▶ _Problem to solve_
Give the listing again in full, exactly as written.

▶ _Supplied material_
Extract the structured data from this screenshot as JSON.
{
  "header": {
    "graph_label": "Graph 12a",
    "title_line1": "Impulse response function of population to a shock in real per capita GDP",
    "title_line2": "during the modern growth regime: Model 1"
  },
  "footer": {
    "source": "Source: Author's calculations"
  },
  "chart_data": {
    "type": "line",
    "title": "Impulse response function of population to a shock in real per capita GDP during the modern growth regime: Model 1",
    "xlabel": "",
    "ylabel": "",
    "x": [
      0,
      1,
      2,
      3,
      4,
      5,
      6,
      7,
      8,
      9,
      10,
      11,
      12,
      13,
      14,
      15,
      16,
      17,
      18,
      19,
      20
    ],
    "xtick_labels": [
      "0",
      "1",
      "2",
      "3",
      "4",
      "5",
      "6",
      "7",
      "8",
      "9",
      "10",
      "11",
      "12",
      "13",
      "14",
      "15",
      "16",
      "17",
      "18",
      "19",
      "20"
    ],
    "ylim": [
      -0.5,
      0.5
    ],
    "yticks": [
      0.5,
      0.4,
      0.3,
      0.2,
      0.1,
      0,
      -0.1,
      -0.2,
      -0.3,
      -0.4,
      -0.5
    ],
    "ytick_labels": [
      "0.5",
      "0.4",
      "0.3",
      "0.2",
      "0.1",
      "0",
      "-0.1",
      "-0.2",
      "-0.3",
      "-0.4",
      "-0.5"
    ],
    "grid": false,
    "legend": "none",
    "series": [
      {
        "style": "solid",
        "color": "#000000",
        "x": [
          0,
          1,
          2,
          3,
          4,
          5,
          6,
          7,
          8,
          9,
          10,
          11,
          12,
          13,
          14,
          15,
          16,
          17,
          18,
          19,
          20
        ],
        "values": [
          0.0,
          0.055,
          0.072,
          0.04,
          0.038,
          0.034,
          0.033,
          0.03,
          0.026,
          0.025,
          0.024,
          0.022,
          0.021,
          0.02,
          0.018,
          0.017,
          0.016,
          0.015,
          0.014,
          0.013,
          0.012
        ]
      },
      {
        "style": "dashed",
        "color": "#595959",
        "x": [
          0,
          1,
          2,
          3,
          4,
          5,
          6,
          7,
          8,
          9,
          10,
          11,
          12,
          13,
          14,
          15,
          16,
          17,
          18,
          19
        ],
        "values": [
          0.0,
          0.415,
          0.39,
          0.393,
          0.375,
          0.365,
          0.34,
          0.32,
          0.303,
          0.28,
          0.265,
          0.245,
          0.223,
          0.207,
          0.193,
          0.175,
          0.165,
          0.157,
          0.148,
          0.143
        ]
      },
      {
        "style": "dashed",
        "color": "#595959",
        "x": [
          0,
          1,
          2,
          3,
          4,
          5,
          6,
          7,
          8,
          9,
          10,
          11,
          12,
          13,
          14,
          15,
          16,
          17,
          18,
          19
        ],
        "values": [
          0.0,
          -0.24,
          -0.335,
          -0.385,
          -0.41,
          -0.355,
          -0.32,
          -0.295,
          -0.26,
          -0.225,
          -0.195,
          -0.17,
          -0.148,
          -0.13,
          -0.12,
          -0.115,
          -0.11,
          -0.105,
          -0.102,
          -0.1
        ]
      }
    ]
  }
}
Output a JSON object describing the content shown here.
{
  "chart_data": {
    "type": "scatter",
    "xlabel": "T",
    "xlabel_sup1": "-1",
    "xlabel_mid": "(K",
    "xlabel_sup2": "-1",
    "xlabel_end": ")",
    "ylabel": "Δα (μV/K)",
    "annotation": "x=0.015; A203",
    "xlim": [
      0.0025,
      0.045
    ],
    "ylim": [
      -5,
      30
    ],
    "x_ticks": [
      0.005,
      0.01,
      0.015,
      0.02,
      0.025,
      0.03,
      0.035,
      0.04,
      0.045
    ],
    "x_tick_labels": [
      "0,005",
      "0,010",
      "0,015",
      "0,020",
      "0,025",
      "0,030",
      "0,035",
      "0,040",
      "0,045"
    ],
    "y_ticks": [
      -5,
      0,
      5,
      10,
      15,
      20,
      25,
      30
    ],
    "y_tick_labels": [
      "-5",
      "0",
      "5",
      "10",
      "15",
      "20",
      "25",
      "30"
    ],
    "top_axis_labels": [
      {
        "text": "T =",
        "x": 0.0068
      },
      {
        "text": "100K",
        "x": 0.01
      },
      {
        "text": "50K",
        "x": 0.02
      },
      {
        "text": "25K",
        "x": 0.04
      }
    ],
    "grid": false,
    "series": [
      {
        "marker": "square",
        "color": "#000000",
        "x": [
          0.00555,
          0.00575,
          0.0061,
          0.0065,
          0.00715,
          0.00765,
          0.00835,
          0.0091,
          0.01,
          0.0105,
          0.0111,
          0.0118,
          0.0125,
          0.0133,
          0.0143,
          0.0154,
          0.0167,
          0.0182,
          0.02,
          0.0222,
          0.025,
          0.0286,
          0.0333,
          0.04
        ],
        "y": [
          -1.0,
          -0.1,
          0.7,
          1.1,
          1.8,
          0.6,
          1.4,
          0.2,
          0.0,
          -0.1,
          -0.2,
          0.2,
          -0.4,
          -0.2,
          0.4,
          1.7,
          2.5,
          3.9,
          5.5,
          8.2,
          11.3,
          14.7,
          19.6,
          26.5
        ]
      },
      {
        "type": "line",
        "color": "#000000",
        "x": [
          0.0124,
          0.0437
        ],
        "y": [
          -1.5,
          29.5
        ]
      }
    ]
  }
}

▶ _Task result_
Extract the structured data from this screenshot as JSON.
{
  "header": {
    "graph_label": "Graph 12a",
    "title_line1": "Impulse response function of population to a shock in real per capita GDP",
    "title_line2": "during the modern growth regime: Model 1"
  },
  "footer": {
    "source": "Source: Author's calculations"
  },
  "chart_data": {
    "type": "line",
    "title": "Impulse response function of population to a shock in real per capita GDP during the modern growth regime: Model 1",
    "xlabel": "",
    "ylabel": "",
    "x": [
      0,
      1,
      2,
      3,
      4,
      5,
      6,
      7,
      8,
      9,
      10,
      11,
      12,
      13,
      14,
      15,
      16,
      17,
      18,
      19,
      20
    ],
    "xtick_labels": [
      "0",
      "1",
      "2",
      "3",
      "4",
      "5",
      "6",
      "7",
      "8",
      "9",
      "10",
      "11",
      "12",
      "13",
      "14",
      "15",
      "16",
      "17",
      "18",
      "19",
      "20"
    ],
    "ylim": [
      -0.5,
      0.5
    ],
    "yticks": [
      0.5,
      0.4,
      0.3,
      0.2,
      0.1,
      0,
      -0.1,
      -0.2,
      -0.3,
      -0.4,
      -0.5
    ],
    "ytick_labels": [
      "0.5",
      "0.4",
      "0.3",
      "0.2",
      "0.1",
      "0",
      "-0.1",
      "-0.2",
      "-0.3",
      "-0.4",
      "-0.5"
    ],
    "grid": false,
    "legend": "none",
    "series": [
      {
        "style": "solid",
        "color": "#000000",
        "x": [
          0,
          1,
          2,
          3,
          4,
          5,
          6,
          7,
          8,
          9,
          10,
          11,
          12,
          13,
          14,
          15,
          16,
          17,
          18,
          19,
          20
        ],
        "values": [
          0.0,
          0.055,
          0.072,
          0.04,
          0.038,
          0.034,
          0.033,
          0.03,
          0.026,
          0.025,
          0.024,
          0.022,
          0.021,
          0.02,
          0.018,
          0.017,
          0.016,
          0.015,
          0.014,
          0.013,
          0.012
        ]
      },
      {
        "style": "dashed",
        "color": "#595959",
        "x": [
          0,
          1,
          2,
          3,
          4,
          5,
          6,
          7,
          8,
          9,
          10,
          11,
          12,
          13,
          14,
          15,
          16,
          17,
          18,
          19
        ],
        "values": [
          0.0,
          0.415,
          0.39,
          0.393,
          0.375,
          0.365,
          0.34,
          0.32,
          0.303,
          0.28,
          0.265,
          0.245,
          0.223,
          0.207,
          0.193,
          0.175,
          0.165,
          0.157,
          0.148,
          0.143
        ]
      },
      {
        "style": "dashed",
        "color": "#595959",
        "x": [
          0,
          1,
          2,
          3,
          4,
          5,
          6,
          7,
          8,
          9,
          10,
          11,
          12,
          13,
          14,
          15,
          16,
          17,
          18,
          19
        ],
        "values": [
          0.0,
          -0.24,
          -0.335,
          -0.385,
          -0.41,
          -0.355,
          -0.32,
          -0.295,
          -0.26,
          -0.225,
          -0.195,
          -0.17,
          -0.148,
          -0.13,
          -0.12,
          -0.115,
          -0.11,
          -0.105,
          -0.102,
          -0.1
        ]
      }
    ]
  }
}
Output a JSON object describing the content shown here.
{
  "chart_data": {
    "type": "scatter",
    "xlabel": "T",
    "xlabel_sup1": "-1",
    "xlabel_mid": "(K",
    "xlabel_sup2": "-1",
    "xlabel_end": ")",
    "ylabel": "Δα (μV/K)",
    "annotation": "x=0.015; A203",
    "xlim": [
      0.0025,
      0.045
    ],
    "ylim": [
      -5,
      30
    ],
    "x_ticks": [
      0.005,
      0.01,
      0.015,
      0.02,
      0.025,
      0.03,
      0.035,
      0.04,
      0.045
    ],
    "x_tick_labels": [
      "0,005",
      "0,010",
      "0,015",
      "0,020",
      "0,025",
      "0,030",
      "0,035",
      "0,040",
      "0,045"
    ],
    "y_ticks": [
      -5,
      0,
      5,
      10,
      15,
      20,
      25,
      30
    ],
    "y_tick_labels": [
      "-5",
      "0",
      "5",
      "10",
      "15",
      "20",
      "25",
      "30"
    ],
    "top_axis_labels": [
      {
        "text": "T =",
        "x": 0.0068
      },
      {
        "text": "100K",
        "x": 0.01
      },
      {
        "text": "50K",
        "x": 0.02
      },
      {
        "text": "25K",
        "x": 0.04
      }
    ],
    "grid": false,
    "series": [
      {
        "marker": "square",
        "color": "#000000",
        "x": [
          0.00555,
          0.00575,
          0.0061,
          0.0065,
          0.00715,
          0.00765,
          0.00835,
          0.0091,
          0.01,
          0.0105,
          0.0111,
          0.0118,
          0.0125,
          0.0133,
          0.0143,
          0.0154,
          0.0167,
          0.0182,
          0.02,
          0.0222,
          0.025,
          0.0286,
          0.0333,
          0.04
        ],
        "y": [
          -1.0,
          -0.1,
          0.7,
          1.1,
          1.8,
          0.6,
          1.4,
          0.2,
          0.0,
          -0.1,
          -0.2,
          0.2,
          -0.4,
          -0.2,
          0.4,
          1.7,
          2.5,
          3.9,
          5.5,
          8.2,
          11.3,
          14.7,
          19.6,
          26.5
        ]
      },
      {
        "type": "line",
        "color": "#000000",
        "x": [
          0.0124,
          0.0437
        ],
        "y": [
          -1.5,
          29.5
        ]
      }
    ]
  }
}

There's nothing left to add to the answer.